**TASK DETAILS**: Output the material exactly, but drop every image it holds.

**Stored items**:
>> START

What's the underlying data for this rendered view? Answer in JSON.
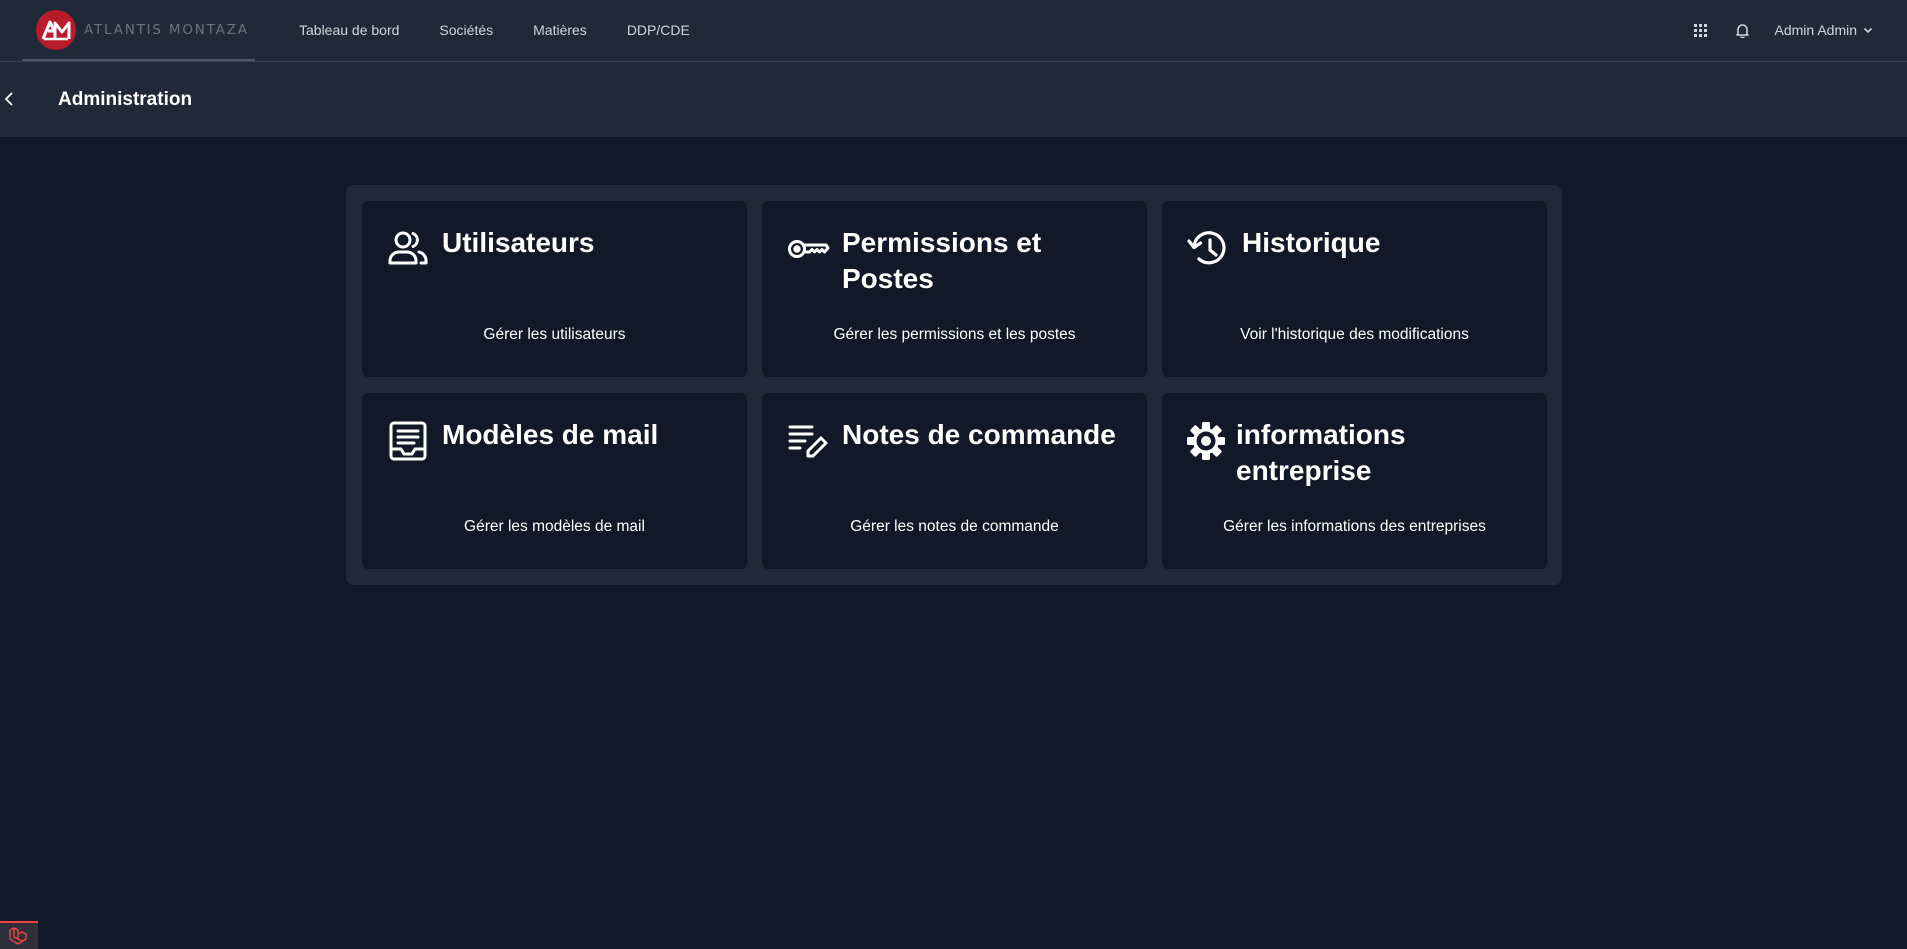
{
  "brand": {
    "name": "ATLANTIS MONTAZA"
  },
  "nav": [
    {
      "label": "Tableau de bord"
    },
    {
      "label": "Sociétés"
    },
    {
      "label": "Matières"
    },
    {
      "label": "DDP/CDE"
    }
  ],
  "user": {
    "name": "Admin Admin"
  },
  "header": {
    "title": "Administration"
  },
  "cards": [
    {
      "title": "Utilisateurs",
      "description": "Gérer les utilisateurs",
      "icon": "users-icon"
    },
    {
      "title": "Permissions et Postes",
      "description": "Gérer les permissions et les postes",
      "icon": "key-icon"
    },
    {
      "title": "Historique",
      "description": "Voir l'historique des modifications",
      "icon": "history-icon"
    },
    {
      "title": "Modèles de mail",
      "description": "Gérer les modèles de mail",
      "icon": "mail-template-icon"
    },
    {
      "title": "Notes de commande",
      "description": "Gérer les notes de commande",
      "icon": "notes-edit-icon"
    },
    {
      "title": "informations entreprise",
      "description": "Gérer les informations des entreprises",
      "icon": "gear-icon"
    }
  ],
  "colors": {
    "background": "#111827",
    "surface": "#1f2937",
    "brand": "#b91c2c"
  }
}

>> END

**EXERCISE RESULT**:
What's the underlying data for this rendered view? Answer in JSON.
{
  "brand": {
    "name": "ATLANTIS MONTAZA"
  },
  "nav": [
    {
      "label": "Tableau de bord"
    },
    {
      "label": "Sociétés"
    },
    {
      "label": "Matières"
    },
    {
      "label": "DDP/CDE"
    }
  ],
  "user": {
    "name": "Admin Admin"
  },
  "header": {
    "title": "Administration"
  },
  "cards": [
    {
      "title": "Utilisateurs",
      "description": "Gérer les utilisateurs",
      "icon": "users-icon"
    },
    {
      "title": "Permissions et Postes",
      "description": "Gérer les permissions et les postes",
      "icon": "key-icon"
    },
    {
      "title": "Historique",
      "description": "Voir l'historique des modifications",
      "icon": "history-icon"
    },
    {
      "title": "Modèles de mail",
      "description": "Gérer les modèles de mail",
      "icon": "mail-template-icon"
    },
    {
      "title": "Notes de commande",
      "description": "Gérer les notes de commande",
      "icon": "notes-edit-icon"
    },
    {
      "title": "informations entreprise",
      "description": "Gérer les informations des entreprises",
      "icon": "gear-icon"
    }
  ],
  "colors": {
    "background": "#111827",
    "surface": "#1f2937",
    "brand": "#b91c2c"
  }
}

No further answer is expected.